Given instruction: Present each line of the entries below that holds the word "color".

Dataset items
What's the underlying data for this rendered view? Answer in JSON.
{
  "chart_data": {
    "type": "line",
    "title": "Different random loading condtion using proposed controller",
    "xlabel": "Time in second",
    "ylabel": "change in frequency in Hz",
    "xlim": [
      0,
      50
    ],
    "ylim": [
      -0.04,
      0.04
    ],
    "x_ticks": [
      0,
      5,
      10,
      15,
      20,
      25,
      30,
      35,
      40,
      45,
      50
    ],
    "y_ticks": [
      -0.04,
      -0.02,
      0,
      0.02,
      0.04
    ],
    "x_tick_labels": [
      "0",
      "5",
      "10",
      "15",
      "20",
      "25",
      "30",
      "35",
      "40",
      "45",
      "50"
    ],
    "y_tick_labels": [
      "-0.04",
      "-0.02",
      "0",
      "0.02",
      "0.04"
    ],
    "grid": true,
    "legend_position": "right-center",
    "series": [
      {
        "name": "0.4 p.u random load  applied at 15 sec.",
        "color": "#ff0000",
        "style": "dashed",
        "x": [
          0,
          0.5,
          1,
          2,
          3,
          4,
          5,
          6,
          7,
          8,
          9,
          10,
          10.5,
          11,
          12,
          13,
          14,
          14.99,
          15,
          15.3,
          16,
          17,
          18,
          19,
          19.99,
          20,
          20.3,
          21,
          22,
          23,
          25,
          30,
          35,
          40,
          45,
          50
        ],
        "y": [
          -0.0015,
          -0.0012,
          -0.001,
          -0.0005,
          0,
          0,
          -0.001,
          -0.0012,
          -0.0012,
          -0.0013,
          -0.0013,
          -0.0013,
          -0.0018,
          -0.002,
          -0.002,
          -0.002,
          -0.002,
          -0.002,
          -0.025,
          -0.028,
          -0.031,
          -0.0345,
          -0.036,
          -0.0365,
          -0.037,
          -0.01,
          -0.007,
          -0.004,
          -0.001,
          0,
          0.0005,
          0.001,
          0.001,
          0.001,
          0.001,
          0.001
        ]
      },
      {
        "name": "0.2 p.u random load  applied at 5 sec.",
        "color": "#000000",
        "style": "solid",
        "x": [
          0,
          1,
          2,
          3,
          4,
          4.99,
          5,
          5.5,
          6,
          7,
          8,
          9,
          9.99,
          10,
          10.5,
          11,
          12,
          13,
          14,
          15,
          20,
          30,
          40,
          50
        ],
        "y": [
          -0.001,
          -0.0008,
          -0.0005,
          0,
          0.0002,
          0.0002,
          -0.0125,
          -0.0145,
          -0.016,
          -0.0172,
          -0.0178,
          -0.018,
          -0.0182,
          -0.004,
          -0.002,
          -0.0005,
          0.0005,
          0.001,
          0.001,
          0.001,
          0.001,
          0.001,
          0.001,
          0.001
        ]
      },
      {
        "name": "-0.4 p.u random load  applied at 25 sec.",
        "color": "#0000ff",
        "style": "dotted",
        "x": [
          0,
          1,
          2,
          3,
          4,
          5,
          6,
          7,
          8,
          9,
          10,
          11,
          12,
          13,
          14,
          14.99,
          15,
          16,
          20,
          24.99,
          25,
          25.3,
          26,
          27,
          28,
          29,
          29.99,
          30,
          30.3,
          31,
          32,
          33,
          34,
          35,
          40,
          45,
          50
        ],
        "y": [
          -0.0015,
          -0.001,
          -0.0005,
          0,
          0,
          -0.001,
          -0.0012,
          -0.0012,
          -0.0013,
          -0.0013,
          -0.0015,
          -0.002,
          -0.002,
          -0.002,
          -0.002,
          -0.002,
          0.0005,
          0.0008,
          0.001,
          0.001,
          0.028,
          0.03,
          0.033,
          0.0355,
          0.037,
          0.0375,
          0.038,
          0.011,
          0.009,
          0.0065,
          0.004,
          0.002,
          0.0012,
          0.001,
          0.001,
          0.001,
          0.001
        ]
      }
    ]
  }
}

Solution below:
        "color": "#ff0000",
        "color": "#000000",
        "color": "#0000ff",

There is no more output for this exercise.